What this task involves — Find the lines below that contain the word "miembros" and count them. Only the number should be given.

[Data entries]

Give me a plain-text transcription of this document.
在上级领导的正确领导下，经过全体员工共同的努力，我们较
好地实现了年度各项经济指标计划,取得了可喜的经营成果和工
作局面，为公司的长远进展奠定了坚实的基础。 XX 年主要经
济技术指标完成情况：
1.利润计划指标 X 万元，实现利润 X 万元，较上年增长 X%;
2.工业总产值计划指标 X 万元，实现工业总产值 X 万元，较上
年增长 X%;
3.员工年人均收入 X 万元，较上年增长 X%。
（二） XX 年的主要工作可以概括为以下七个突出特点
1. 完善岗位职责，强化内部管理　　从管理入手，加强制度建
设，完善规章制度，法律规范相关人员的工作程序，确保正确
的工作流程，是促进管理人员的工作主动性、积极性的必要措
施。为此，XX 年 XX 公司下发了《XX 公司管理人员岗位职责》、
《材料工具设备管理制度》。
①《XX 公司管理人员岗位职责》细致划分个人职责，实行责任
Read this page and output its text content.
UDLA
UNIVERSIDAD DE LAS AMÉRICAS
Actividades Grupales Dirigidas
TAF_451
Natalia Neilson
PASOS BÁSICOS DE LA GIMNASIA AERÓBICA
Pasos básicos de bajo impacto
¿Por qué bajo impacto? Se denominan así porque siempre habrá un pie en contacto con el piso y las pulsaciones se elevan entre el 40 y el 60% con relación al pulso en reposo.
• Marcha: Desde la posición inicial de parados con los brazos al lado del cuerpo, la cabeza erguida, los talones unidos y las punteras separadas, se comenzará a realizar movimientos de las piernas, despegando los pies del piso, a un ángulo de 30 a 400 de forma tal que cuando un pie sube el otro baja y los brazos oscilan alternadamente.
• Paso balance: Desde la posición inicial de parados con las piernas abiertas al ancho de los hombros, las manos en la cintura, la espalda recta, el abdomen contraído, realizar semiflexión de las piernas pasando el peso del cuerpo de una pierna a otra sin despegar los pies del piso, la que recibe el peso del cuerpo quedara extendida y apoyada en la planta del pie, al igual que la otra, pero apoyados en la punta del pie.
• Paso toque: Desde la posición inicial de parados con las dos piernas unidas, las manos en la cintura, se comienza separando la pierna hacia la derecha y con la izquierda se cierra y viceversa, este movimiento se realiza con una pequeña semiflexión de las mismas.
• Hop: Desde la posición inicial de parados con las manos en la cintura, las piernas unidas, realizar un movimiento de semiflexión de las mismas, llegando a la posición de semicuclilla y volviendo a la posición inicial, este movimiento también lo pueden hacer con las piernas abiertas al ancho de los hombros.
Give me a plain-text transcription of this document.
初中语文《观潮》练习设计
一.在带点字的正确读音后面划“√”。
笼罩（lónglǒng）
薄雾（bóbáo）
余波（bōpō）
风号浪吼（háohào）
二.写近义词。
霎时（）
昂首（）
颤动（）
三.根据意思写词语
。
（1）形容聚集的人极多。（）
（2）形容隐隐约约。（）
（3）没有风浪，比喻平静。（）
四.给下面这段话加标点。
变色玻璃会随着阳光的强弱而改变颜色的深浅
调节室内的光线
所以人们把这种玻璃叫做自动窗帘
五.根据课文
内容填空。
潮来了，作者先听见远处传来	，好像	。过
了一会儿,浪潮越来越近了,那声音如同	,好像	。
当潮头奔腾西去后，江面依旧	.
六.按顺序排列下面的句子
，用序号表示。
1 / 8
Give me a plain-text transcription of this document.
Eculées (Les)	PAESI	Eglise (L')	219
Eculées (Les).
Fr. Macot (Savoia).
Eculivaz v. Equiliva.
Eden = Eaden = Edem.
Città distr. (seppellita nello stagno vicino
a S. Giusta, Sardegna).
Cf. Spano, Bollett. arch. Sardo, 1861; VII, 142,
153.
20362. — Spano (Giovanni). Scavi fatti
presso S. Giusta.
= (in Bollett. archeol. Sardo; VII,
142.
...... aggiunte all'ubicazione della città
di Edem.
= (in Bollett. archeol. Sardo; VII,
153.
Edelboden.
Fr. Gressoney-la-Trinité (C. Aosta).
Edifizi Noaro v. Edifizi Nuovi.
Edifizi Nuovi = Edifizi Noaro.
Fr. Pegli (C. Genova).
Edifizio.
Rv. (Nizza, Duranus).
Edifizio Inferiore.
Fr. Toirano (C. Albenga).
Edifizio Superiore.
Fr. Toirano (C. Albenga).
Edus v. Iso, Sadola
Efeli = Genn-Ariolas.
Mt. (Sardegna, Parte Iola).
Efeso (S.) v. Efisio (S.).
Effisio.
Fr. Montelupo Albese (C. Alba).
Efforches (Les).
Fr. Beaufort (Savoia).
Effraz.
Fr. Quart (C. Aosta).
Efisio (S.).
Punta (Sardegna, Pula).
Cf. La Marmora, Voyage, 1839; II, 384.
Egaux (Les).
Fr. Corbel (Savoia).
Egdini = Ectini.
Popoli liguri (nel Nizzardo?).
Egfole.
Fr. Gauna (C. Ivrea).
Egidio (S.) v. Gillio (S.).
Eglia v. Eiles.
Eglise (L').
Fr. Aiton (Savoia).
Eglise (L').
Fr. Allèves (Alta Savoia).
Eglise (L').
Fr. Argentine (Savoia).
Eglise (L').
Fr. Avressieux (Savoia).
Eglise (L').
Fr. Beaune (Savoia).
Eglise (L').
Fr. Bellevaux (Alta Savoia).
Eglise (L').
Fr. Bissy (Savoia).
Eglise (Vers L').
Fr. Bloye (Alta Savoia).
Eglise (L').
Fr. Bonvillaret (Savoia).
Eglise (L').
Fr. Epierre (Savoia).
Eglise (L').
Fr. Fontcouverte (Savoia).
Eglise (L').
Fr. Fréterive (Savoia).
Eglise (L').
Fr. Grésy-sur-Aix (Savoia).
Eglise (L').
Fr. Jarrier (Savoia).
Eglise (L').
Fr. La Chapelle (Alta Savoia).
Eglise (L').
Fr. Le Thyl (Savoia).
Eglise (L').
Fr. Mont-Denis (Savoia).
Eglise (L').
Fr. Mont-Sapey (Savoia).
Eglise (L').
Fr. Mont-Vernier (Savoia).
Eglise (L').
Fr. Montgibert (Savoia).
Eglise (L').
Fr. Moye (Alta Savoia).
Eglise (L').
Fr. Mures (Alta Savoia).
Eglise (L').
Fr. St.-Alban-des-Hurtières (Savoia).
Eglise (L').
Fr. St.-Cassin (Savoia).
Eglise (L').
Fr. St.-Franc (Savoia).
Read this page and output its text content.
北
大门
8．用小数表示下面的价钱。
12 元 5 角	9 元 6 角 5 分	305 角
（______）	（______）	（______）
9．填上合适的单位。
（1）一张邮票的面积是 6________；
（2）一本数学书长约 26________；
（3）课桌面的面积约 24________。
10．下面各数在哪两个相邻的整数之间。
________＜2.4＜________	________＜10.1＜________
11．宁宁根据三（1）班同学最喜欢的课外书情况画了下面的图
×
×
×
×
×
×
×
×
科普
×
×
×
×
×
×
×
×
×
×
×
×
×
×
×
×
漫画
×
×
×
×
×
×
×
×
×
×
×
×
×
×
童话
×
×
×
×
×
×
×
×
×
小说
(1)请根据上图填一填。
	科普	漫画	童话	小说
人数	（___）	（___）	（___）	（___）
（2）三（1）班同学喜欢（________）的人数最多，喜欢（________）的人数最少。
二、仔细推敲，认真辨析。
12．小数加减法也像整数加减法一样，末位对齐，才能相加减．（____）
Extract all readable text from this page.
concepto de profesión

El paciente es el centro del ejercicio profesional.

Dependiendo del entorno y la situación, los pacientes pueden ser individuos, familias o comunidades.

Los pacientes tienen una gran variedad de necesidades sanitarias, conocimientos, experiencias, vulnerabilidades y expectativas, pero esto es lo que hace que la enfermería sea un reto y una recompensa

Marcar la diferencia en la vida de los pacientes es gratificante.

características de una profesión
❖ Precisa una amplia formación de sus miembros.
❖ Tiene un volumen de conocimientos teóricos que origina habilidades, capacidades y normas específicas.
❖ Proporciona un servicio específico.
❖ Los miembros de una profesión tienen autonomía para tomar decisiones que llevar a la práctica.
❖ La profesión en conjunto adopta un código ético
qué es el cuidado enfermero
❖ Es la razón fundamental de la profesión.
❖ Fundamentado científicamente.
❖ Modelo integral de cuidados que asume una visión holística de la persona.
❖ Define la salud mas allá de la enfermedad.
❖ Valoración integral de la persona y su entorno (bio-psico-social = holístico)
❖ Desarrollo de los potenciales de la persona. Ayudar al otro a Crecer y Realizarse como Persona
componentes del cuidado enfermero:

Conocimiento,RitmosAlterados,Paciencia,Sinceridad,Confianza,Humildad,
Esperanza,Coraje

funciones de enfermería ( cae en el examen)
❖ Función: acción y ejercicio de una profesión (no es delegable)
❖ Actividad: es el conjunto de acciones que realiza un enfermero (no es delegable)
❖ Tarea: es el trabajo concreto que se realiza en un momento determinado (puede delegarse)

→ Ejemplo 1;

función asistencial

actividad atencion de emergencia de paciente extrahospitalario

Full response — 2